Goal of the exercise:
Select, from the data, each line where "meta" occurs.

---------- Records ----------

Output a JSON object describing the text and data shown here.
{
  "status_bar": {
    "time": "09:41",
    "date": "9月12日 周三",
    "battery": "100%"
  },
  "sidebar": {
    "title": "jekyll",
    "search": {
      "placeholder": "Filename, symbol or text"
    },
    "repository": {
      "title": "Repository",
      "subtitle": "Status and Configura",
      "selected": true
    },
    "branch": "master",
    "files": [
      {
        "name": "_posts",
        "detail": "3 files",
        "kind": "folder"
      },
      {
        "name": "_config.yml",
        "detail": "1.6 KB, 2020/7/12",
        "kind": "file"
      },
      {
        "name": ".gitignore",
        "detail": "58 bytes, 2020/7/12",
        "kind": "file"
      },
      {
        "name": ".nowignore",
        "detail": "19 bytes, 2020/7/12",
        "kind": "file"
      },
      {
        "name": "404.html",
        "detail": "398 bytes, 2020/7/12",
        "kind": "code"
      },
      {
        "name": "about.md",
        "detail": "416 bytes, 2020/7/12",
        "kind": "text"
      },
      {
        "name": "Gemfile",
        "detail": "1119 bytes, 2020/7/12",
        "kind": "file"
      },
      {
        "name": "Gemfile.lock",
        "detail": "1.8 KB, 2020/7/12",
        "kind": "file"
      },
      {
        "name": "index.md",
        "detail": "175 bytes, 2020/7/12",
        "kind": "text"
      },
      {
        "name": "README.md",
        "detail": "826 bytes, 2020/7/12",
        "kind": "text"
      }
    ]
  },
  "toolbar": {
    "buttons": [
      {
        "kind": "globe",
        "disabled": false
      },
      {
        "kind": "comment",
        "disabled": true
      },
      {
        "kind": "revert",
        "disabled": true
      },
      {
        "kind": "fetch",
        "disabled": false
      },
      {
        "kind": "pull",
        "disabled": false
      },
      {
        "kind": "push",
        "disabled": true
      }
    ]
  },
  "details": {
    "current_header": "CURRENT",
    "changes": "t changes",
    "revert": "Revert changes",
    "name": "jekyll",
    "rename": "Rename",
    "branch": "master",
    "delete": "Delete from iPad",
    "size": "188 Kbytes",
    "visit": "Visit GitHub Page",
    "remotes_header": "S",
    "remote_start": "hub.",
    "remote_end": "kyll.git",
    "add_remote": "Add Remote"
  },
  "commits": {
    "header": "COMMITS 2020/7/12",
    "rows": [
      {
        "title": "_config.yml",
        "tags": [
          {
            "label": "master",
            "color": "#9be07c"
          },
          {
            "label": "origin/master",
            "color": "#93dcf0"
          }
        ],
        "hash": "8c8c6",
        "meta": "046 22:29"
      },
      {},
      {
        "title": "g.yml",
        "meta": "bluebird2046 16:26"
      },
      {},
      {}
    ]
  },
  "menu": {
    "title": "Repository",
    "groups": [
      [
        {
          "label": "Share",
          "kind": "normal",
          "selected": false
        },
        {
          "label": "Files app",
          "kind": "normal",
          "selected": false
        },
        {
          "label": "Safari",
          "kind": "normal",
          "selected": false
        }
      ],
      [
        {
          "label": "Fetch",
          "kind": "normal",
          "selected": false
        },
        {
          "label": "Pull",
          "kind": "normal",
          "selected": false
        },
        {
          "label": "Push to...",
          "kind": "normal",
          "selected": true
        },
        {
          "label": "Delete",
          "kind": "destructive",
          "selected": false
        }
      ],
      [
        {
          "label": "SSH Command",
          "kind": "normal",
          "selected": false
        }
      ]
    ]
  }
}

----------

Task solution:
        "meta": "046 22:29"
        "meta": "bluebird2046 16:26"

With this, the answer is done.